** Given instruction **
The records are to be restated in their entirety, word for word.

(Records contained in a dataset)
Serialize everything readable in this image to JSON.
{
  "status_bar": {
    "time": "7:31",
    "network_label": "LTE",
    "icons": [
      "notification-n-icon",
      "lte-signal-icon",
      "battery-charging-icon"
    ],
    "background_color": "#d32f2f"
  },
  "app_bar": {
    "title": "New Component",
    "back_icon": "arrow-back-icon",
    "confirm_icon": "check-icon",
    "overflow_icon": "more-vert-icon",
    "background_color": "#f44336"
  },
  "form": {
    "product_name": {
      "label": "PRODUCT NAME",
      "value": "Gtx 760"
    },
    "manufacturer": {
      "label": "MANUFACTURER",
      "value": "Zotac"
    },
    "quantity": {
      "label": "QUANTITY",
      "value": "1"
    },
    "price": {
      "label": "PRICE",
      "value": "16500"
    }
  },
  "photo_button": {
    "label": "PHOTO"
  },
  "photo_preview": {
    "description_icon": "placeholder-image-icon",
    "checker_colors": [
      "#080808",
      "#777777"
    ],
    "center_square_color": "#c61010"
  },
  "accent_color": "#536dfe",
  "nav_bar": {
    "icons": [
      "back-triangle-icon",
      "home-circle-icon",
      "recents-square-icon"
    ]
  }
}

** Answer to the problem **
Serialize everything readable in this image to JSON.
{
  "status_bar": {
    "time": "7:31",
    "network_label": "LTE",
    "icons": [
      "notification-n-icon",
      "lte-signal-icon",
      "battery-charging-icon"
    ],
    "background_color": "#d32f2f"
  },
  "app_bar": {
    "title": "New Component",
    "back_icon": "arrow-back-icon",
    "confirm_icon": "check-icon",
    "overflow_icon": "more-vert-icon",
    "background_color": "#f44336"
  },
  "form": {
    "product_name": {
      "label": "PRODUCT NAME",
      "value": "Gtx 760"
    },
    "manufacturer": {
      "label": "MANUFACTURER",
      "value": "Zotac"
    },
    "quantity": {
      "label": "QUANTITY",
      "value": "1"
    },
    "price": {
      "label": "PRICE",
      "value": "16500"
    }
  },
  "photo_button": {
    "label": "PHOTO"
  },
  "photo_preview": {
    "description_icon": "placeholder-image-icon",
    "checker_colors": [
      "#080808",
      "#777777"
    ],
    "center_square_color": "#c61010"
  },
  "accent_color": "#536dfe",
  "nav_bar": {
    "icons": [
      "back-triangle-icon",
      "home-circle-icon",
      "recents-square-icon"
    ]
  }
}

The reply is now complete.